*Task instructions*.
Return the lines below that carry the word "name".
:: Data listing ::
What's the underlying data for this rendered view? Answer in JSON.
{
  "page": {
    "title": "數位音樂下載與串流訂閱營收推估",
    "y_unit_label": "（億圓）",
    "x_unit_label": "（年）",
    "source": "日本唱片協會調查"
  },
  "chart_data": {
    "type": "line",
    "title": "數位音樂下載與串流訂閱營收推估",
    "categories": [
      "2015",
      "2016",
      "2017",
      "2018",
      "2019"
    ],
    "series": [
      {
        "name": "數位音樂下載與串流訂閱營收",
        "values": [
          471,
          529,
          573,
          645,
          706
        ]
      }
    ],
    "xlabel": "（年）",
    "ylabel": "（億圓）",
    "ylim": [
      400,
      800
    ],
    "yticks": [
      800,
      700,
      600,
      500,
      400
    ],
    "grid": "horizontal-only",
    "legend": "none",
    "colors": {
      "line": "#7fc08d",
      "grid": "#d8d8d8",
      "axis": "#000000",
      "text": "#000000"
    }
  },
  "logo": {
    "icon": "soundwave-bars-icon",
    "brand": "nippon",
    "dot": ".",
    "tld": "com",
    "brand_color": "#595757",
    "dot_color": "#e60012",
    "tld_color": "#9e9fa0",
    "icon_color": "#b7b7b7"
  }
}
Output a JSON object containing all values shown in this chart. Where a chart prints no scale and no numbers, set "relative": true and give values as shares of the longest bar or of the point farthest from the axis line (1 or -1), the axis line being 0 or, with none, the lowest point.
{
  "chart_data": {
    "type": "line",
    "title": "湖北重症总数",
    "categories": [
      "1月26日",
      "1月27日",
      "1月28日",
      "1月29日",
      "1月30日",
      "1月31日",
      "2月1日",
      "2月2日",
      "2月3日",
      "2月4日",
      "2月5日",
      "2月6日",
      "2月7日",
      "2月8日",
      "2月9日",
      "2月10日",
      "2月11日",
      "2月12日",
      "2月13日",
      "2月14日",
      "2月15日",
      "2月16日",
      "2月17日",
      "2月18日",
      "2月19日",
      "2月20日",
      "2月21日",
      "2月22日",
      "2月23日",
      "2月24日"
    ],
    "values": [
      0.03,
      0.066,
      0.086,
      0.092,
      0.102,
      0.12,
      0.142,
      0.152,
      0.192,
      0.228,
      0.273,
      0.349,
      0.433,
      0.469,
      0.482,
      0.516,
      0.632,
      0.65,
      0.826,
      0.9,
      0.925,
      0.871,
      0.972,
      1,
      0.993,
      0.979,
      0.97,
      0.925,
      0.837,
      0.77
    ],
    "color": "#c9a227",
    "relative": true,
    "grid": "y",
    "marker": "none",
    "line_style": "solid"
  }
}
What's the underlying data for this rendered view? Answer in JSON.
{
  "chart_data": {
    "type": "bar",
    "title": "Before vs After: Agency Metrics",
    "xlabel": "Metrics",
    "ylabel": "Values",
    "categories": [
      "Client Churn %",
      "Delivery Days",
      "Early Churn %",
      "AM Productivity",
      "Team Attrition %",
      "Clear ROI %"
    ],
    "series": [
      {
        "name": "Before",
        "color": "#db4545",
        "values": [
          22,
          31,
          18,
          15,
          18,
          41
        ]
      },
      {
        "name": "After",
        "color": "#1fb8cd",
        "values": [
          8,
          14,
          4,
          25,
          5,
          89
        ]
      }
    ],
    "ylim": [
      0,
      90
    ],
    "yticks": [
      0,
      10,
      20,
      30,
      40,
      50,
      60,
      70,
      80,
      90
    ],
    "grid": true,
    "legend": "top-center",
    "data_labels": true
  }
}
:::
*Solution for this exercise*.
        "name": "數位音樂下載與串流訂閱營收",
        "name": "Before",
        "name": "After",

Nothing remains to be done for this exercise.